_Required work_:
Drop every picture, then transcribe the remaining data exactly.

_ _ _

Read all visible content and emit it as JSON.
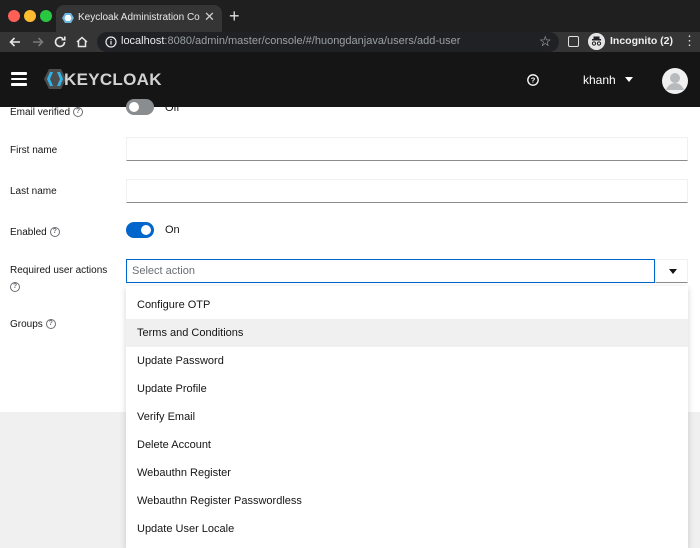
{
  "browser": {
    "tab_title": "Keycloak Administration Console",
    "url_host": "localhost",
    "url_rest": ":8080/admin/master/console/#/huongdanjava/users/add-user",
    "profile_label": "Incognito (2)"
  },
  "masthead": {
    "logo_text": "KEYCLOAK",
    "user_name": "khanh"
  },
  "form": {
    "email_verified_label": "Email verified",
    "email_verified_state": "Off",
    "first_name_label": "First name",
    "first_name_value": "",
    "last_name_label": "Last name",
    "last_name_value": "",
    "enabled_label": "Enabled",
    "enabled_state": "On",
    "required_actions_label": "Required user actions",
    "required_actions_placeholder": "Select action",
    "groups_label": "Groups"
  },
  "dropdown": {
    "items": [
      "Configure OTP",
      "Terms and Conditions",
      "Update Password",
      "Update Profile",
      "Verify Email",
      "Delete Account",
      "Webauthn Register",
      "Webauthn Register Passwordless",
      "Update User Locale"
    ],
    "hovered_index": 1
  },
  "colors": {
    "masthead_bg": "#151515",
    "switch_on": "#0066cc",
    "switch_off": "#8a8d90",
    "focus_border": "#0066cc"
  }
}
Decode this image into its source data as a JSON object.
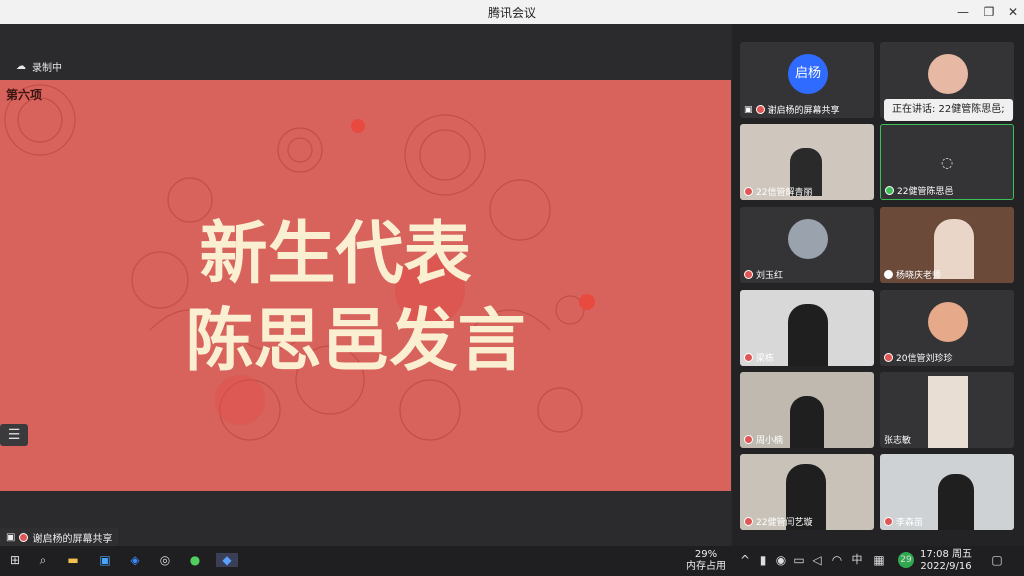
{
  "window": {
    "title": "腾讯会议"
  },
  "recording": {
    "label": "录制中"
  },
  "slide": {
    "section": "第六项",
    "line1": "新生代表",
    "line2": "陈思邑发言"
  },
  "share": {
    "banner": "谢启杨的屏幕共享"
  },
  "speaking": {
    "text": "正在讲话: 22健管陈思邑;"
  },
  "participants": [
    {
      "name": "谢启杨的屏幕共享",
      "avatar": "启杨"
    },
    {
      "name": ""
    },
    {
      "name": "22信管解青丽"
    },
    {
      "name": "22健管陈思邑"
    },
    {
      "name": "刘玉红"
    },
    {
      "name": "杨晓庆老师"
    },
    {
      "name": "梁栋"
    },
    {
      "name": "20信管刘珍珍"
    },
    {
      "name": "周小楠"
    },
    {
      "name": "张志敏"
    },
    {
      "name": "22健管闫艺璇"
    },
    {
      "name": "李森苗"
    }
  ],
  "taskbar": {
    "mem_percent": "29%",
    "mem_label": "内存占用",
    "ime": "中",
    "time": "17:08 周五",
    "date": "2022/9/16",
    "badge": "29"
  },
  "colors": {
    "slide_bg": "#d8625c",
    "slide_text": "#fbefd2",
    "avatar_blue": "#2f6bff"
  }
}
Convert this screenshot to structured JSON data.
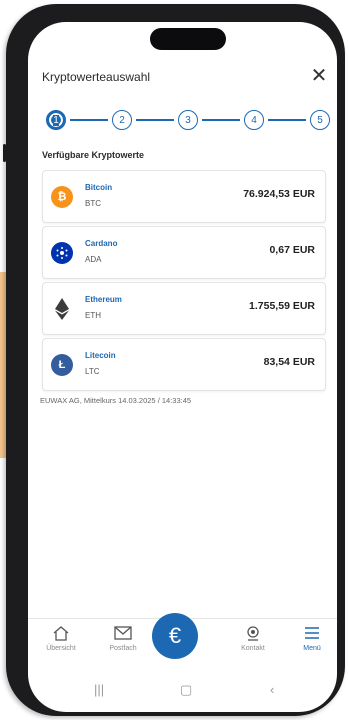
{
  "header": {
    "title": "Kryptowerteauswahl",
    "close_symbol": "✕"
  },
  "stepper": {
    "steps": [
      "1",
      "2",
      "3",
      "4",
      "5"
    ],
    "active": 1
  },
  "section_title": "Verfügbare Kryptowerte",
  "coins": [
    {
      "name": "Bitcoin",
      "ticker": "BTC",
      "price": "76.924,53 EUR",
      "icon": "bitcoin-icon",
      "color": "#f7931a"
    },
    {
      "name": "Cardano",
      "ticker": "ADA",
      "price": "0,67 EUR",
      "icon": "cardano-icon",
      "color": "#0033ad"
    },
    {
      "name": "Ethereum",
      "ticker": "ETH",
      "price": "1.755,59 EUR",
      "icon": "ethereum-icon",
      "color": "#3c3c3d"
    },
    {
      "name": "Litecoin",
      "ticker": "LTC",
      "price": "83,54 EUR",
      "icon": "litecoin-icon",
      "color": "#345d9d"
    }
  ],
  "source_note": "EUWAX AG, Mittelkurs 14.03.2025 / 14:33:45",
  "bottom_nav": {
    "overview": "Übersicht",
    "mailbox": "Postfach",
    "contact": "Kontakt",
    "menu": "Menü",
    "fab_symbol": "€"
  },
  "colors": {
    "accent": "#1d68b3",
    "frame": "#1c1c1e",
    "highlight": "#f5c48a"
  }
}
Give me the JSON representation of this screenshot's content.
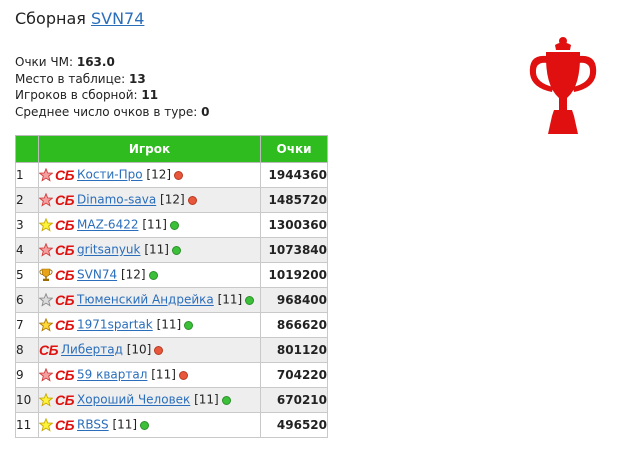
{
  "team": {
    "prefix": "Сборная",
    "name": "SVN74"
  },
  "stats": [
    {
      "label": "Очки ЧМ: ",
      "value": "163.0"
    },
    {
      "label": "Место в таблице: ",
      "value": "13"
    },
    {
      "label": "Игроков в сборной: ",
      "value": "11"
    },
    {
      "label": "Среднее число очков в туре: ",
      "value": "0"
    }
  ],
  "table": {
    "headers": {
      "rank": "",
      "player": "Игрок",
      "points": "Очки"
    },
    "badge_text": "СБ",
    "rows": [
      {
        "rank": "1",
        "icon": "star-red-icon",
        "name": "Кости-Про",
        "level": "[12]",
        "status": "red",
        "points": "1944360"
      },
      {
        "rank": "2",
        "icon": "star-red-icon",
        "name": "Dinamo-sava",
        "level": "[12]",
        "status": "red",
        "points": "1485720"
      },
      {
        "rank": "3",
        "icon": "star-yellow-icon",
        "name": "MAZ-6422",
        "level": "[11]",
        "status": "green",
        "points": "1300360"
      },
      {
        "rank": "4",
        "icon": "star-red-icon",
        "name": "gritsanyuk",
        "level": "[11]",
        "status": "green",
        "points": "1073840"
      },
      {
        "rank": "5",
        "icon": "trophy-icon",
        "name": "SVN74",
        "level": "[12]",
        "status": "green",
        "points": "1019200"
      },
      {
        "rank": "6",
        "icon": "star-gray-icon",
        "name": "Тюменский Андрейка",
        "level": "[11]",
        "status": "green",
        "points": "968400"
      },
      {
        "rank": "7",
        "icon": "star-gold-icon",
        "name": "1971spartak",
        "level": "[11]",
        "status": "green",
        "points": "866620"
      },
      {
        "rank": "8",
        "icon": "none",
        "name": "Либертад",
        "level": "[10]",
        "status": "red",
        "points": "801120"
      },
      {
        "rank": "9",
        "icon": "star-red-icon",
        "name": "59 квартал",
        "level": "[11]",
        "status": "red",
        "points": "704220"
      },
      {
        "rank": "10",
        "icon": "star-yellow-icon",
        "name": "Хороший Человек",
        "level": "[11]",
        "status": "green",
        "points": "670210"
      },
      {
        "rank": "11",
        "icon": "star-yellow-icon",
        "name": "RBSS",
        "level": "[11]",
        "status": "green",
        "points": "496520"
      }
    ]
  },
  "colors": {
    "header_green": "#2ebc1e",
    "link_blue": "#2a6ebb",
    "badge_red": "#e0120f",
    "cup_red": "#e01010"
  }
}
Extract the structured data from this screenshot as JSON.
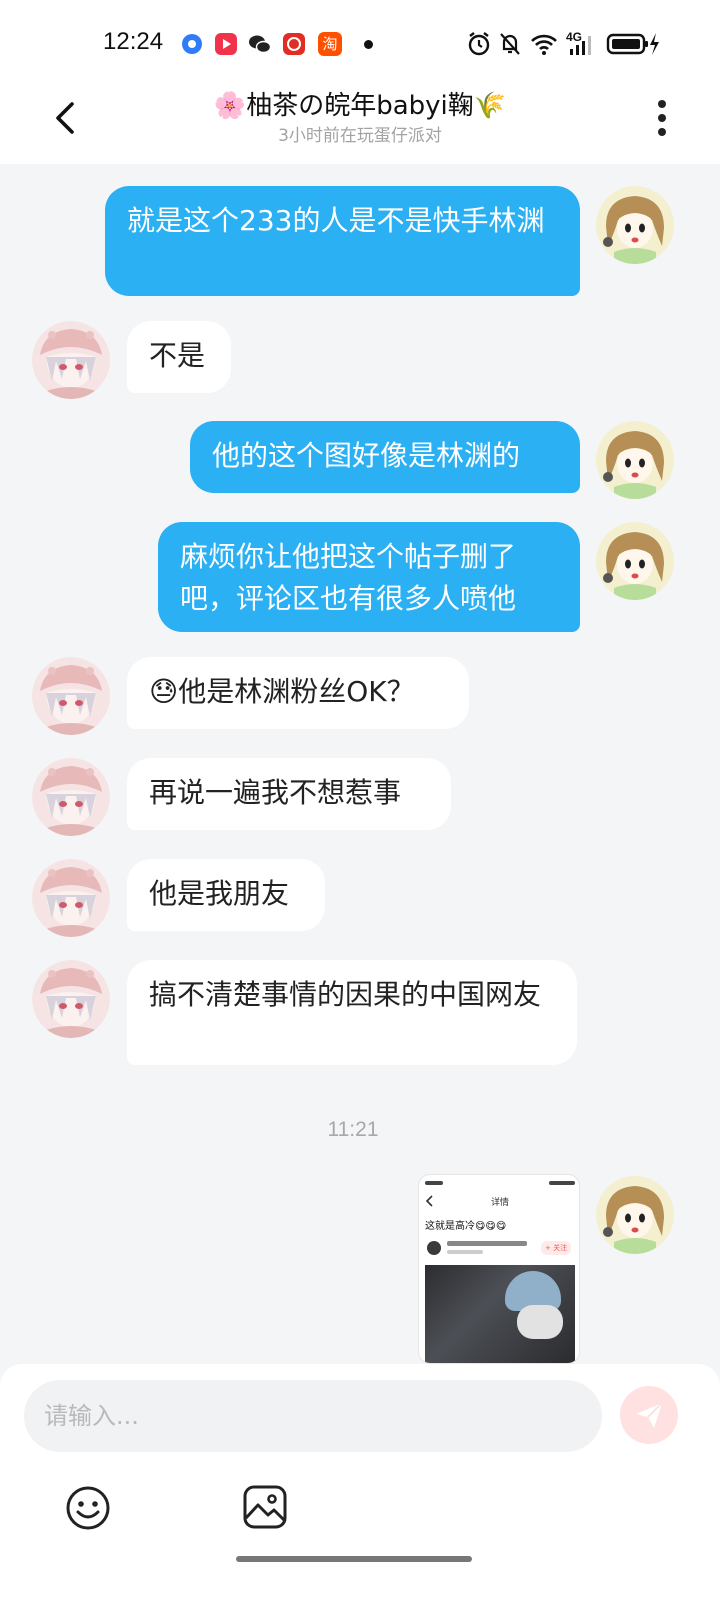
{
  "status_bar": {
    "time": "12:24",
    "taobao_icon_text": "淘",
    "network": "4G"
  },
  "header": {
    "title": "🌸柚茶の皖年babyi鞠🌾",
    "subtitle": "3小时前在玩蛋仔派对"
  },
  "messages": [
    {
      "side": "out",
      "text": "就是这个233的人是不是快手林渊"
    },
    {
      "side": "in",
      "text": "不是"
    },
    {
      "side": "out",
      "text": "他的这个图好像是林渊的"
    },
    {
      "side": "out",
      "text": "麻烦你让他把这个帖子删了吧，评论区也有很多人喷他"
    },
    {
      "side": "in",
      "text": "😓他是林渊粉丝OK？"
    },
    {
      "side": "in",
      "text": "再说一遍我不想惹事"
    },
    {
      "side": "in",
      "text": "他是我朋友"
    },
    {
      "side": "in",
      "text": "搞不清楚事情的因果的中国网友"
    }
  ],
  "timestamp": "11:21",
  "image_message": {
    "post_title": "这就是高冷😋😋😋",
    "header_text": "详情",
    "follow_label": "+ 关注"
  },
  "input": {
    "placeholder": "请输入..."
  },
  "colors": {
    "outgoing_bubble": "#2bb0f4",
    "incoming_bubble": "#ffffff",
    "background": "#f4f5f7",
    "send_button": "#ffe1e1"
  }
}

_ _ _

_Full output_:
Read all visible content and emit it as JSON.
{
  "browser": {
    "tab_title": "Keycloak Administration Console",
    "url_host": "localhost",
    "url_rest": ":8080/admin/master/console/#/huongdanjava/users/add-user",
    "profile_label": "Incognito (2)"
  },
  "masthead": {
    "logo_text": "KEYCLOAK",
    "user_name": "khanh"
  },
  "form": {
    "email_verified_label": "Email verified",
    "email_verified_state": "Off",
    "first_name_label": "First name",
    "first_name_value": "",
    "last_name_label": "Last name",
    "last_name_value": "",
    "enabled_label": "Enabled",
    "enabled_state": "On",
    "required_actions_label": "Required user actions",
    "required_actions_placeholder": "Select action",
    "groups_label": "Groups"
  },
  "dropdown": {
    "items": [
      "Configure OTP",
      "Terms and Conditions",
      "Update Password",
      "Update Profile",
      "Verify Email",
      "Delete Account",
      "Webauthn Register",
      "Webauthn Register Passwordless",
      "Update User Locale"
    ],
    "hovered_index": 1
  },
  "colors": {
    "masthead_bg": "#151515",
    "switch_on": "#0066cc",
    "switch_off": "#8a8d90",
    "focus_border": "#0066cc"
  }
}
Decode this image into its source data as a JSON object.
{
  "window": {
    "title": "腾讯会议"
  },
  "recording": {
    "label": "录制中"
  },
  "slide": {
    "section": "第六项",
    "line1": "新生代表",
    "line2": "陈思邑发言"
  },
  "share": {
    "banner": "谢启杨的屏幕共享"
  },
  "speaking": {
    "text": "正在讲话: 22健管陈思邑;"
  },
  "participants": [
    {
      "name": "谢启杨的屏幕共享",
      "avatar": "启杨"
    },
    {
      "name": ""
    },
    {
      "name": "22信管解青丽"
    },
    {
      "name": "22健管陈思邑"
    },
    {
      "name": "刘玉红"
    },
    {
      "name": "杨晓庆老师"
    },
    {
      "name": "梁栋"
    },
    {
      "name": "20信管刘珍珍"
    },
    {
      "name": "周小楠"
    },
    {
      "name": "张志敏"
    },
    {
      "name": "22健管闫艺璇"
    },
    {
      "name": "李森苗"
    }
  ],
  "taskbar": {
    "mem_percent": "29%",
    "mem_label": "内存占用",
    "ime": "中",
    "time": "17:08 周五",
    "date": "2022/9/16",
    "badge": "29"
  },
  "colors": {
    "slide_bg": "#d8625c",
    "slide_text": "#fbefd2",
    "avatar_blue": "#2f6bff"
  }
}
Convert this screenshot to structured JSON data.
{
  "header": {
    "title": "Kryptowerteauswahl",
    "close_symbol": "✕"
  },
  "stepper": {
    "steps": [
      "1",
      "2",
      "3",
      "4",
      "5"
    ],
    "active": 1
  },
  "section_title": "Verfügbare Kryptowerte",
  "coins": [
    {
      "name": "Bitcoin",
      "ticker": "BTC",
      "price": "76.924,53 EUR",
      "icon": "bitcoin-icon",
      "color": "#f7931a"
    },
    {
      "name": "Cardano",
      "ticker": "ADA",
      "price": "0,67 EUR",
      "icon": "cardano-icon",
      "color": "#0033ad"
    },
    {
      "name": "Ethereum",
      "ticker": "ETH",
      "price": "1.755,59 EUR",
      "icon": "ethereum-icon",
      "color": "#3c3c3d"
    },
    {
      "name": "Litecoin",
      "ticker": "LTC",
      "price": "83,54 EUR",
      "icon": "litecoin-icon",
      "color": "#345d9d"
    }
  ],
  "source_note": "EUWAX AG, Mittelkurs 14.03.2025 / 14:33:45",
  "bottom_nav": {
    "overview": "Übersicht",
    "mailbox": "Postfach",
    "contact": "Kontakt",
    "menu": "Menü",
    "fab_symbol": "€"
  },
  "colors": {
    "accent": "#1d68b3",
    "frame": "#1c1c1e",
    "highlight": "#f5c48a"
  }
}
Give me the JSON representation of this screenshot's content.
{
  "team": {
    "prefix": "Сборная",
    "name": "SVN74"
  },
  "stats": [
    {
      "label": "Очки ЧМ: ",
      "value": "163.0"
    },
    {
      "label": "Место в таблице: ",
      "value": "13"
    },
    {
      "label": "Игроков в сборной: ",
      "value": "11"
    },
    {
      "label": "Среднее число очков в туре: ",
      "value": "0"
    }
  ],
  "table": {
    "headers": {
      "rank": "",
      "player": "Игрок",
      "points": "Очки"
    },
    "badge_text": "СБ",
    "rows": [
      {
        "rank": "1",
        "icon": "star-red-icon",
        "name": "Кости-Про",
        "level": "[12]",
        "status": "red",
        "points": "1944360"
      },
      {
        "rank": "2",
        "icon": "star-red-icon",
        "name": "Dinamo-sava",
        "level": "[12]",
        "status": "red",
        "points": "1485720"
      },
      {
        "rank": "3",
        "icon": "star-yellow-icon",
        "name": "MAZ-6422",
        "level": "[11]",
        "status": "green",
        "points": "1300360"
      },
      {
        "rank": "4",
        "icon": "star-red-icon",
        "name": "gritsanyuk",
        "level": "[11]",
        "status": "green",
        "points": "1073840"
      },
      {
        "rank": "5",
        "icon": "trophy-icon",
        "name": "SVN74",
        "level": "[12]",
        "status": "green",
        "points": "1019200"
      },
      {
        "rank": "6",
        "icon": "star-gray-icon",
        "name": "Тюменский Андрейка",
        "level": "[11]",
        "status": "green",
        "points": "968400"
      },
      {
        "rank": "7",
        "icon": "star-gold-icon",
        "name": "1971spartak",
        "level": "[11]",
        "status": "green",
        "points": "866620"
      },
      {
        "rank": "8",
        "icon": "none",
        "name": "Либертад",
        "level": "[10]",
        "status": "red",
        "points": "801120"
      },
      {
        "rank": "9",
        "icon": "star-red-icon",
        "name": "59 квартал",
        "level": "[11]",
        "status": "red",
        "points": "704220"
      },
      {
        "rank": "10",
        "icon": "star-yellow-icon",
        "name": "Хороший Человек",
        "level": "[11]",
        "status": "green",
        "points": "670210"
      },
      {
        "rank": "11",
        "icon": "star-yellow-icon",
        "name": "RBSS",
        "level": "[11]",
        "status": "green",
        "points": "496520"
      }
    ]
  },
  "colors": {
    "header_green": "#2ebc1e",
    "link_blue": "#2a6ebb",
    "badge_red": "#e0120f",
    "cup_red": "#e01010"
  }
}
Extract the structured data from this screenshot as JSON.
{
  "status_bar": {
    "time": "12:24",
    "taobao_icon_text": "淘",
    "network": "4G"
  },
  "header": {
    "title": "🌸柚茶の皖年babyi鞠🌾",
    "subtitle": "3小时前在玩蛋仔派对"
  },
  "messages": [
    {
      "side": "out",
      "text": "就是这个233的人是不是快手林渊"
    },
    {
      "side": "in",
      "text": "不是"
    },
    {
      "side": "out",
      "text": "他的这个图好像是林渊的"
    },
    {
      "side": "out",
      "text": "麻烦你让他把这个帖子删了吧，评论区也有很多人喷他"
    },
    {
      "side": "in",
      "text": "😓他是林渊粉丝OK？"
    },
    {
      "side": "in",
      "text": "再说一遍我不想惹事"
    },
    {
      "side": "in",
      "text": "他是我朋友"
    },
    {
      "side": "in",
      "text": "搞不清楚事情的因果的中国网友"
    }
  ],
  "timestamp": "11:21",
  "image_message": {
    "post_title": "这就是高冷😋😋😋",
    "header_text": "详情",
    "follow_label": "+ 关注"
  },
  "input": {
    "placeholder": "请输入..."
  },
  "colors": {
    "outgoing_bubble": "#2bb0f4",
    "incoming_bubble": "#ffffff",
    "background": "#f4f5f7",
    "send_button": "#ffe1e1"
  }
}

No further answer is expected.